→ REQUIREMENTS
Below are the records. Restate word for word every line from the one that contains "Convert this document image to plain text." through the final line, both included.

········

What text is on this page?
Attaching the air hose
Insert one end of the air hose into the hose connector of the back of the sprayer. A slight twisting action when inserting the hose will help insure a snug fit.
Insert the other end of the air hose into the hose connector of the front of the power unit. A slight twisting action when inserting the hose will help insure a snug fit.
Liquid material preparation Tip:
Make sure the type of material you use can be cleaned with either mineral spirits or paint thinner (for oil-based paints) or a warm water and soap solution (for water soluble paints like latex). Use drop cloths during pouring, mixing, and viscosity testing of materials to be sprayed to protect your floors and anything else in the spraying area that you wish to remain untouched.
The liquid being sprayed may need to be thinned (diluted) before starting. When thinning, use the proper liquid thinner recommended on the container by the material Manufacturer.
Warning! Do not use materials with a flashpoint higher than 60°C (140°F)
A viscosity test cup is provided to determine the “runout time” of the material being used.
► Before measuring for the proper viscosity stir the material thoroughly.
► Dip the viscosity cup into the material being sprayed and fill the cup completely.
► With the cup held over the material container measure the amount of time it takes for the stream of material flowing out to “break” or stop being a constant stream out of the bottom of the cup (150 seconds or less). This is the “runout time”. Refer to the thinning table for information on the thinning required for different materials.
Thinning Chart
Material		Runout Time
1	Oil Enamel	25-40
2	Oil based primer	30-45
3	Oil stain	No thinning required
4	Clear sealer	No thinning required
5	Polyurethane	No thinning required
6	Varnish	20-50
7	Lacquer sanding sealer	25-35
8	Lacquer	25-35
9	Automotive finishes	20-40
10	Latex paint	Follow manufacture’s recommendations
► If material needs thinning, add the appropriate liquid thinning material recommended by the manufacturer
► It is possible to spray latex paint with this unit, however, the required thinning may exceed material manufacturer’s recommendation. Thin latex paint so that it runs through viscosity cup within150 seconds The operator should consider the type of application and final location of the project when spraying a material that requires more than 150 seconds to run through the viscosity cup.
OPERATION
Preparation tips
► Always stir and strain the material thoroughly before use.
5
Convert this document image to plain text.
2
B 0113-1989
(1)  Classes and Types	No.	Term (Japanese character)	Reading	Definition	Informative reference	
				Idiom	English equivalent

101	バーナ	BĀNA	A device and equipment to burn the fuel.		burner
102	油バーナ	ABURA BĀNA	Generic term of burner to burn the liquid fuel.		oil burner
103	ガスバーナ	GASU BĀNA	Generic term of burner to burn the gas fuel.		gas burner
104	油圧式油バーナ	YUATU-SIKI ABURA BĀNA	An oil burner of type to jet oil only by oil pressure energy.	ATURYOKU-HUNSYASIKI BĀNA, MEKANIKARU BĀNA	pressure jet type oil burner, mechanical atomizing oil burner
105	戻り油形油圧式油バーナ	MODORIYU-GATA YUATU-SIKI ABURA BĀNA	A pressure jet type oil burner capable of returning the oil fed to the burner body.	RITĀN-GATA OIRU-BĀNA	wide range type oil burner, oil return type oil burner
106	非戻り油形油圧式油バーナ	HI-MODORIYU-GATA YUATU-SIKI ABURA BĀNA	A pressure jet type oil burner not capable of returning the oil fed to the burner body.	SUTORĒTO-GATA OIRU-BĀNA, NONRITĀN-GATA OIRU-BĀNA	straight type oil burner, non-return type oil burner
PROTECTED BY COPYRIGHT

········

→ SOLUTION TO THIS EXERCISE
Convert this document image to plain text.
2
B 0113-1989
(1)  Classes and Types	No.	Term (Japanese character)	Reading	Definition	Informative reference	
				Idiom	English equivalent

101	バーナ	BĀNA	A device and equipment to burn the fuel.		burner
102	油バーナ	ABURA BĀNA	Generic term of burner to burn the liquid fuel.		oil burner
103	ガスバーナ	GASU BĀNA	Generic term of burner to burn the gas fuel.		gas burner
104	油圧式油バーナ	YUATU-SIKI ABURA BĀNA	An oil burner of type to jet oil only by oil pressure energy.	ATURYOKU-HUNSYASIKI BĀNA, MEKANIKARU BĀNA	pressure jet type oil burner, mechanical atomizing oil burner
105	戻り油形油圧式油バーナ	MODORIYU-GATA YUATU-SIKI ABURA BĀNA	A pressure jet type oil burner capable of returning the oil fed to the burner body.	RITĀN-GATA OIRU-BĀNA	wide range type oil burner, oil return type oil burner
106	非戻り油形油圧式油バーナ	HI-MODORIYU-GATA YUATU-SIKI ABURA BĀNA	A pressure jet type oil burner not capable of returning the oil fed to the burner body.	SUTORĒTO-GATA OIRU-BĀNA, NONRITĀN-GATA OIRU-BĀNA	straight type oil burner, non-return type oil burner
PROTECTED BY COPYRIGHT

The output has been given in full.